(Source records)

▶

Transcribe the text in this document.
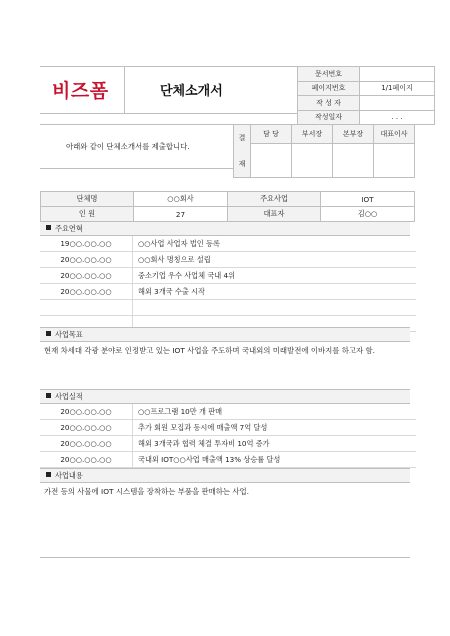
비즈폼	단체소개서
문서번호	
페이지번호	1/1페이지
작 성 자	
작성일자	. . .
아래와 같이 단체소개서를 제출합니다.
결
재	담 당	부서장	본부장	대표이사

단체명	○○회사	주요사업	IOT
인 원	27	대표자	김○○
주요연혁
19○○.○○.○○	○○사업 사업자 법인 등록
20○○.○○.○○	○○회사 명칭으로 설립
20○○.○○.○○	중소기업 우수 사업체 국내 4위
20○○.○○.○○	해외 3개국 수출 시작

사업목표
현재 차세대 각광 분야로 인정받고 있는 IOT 사업을 주도하며 국내외의 미래발전에 이바지를 하고자 함.
사업실적
20○○.○○.○○	○○프로그램 10만 개 판매
20○○.○○.○○	추가 회원 모집과 동시에 매출액 7억 달성
20○○.○○.○○	해외 3개국과 협력 체결 투자비 10억 증가
20○○.○○.○○	국내외 IOT○○사업 매출액 13% 상승률 달성
사업내용
가전 등의 사물에 IOT 시스템을 장착하는 부품을 판매하는 사업.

◀

Exercise details: Repeat the material above verbatim, with no pictures in the output.

Answer to this exercise:
Transcribe the text in this document.
비즈폼	단체소개서
문서번호	
페이지번호	1/1페이지
작 성 자	
작성일자	. . .
아래와 같이 단체소개서를 제출합니다.
결
재	담 당	부서장	본부장	대표이사

단체명	○○회사	주요사업	IOT
인 원	27	대표자	김○○
주요연혁
19○○.○○.○○	○○사업 사업자 법인 등록
20○○.○○.○○	○○회사 명칭으로 설립
20○○.○○.○○	중소기업 우수 사업체 국내 4위
20○○.○○.○○	해외 3개국 수출 시작

사업목표
현재 차세대 각광 분야로 인정받고 있는 IOT 사업을 주도하며 국내외의 미래발전에 이바지를 하고자 함.
사업실적
20○○.○○.○○	○○프로그램 10만 개 판매
20○○.○○.○○	추가 회원 모집과 동시에 매출액 7억 달성
20○○.○○.○○	해외 3개국과 협력 체결 투자비 10억 증가
20○○.○○.○○	국내외 IOT○○사업 매출액 13% 상승률 달성
사업내용
가전 등의 사물에 IOT 시스템을 장착하는 부품을 판매하는 사업.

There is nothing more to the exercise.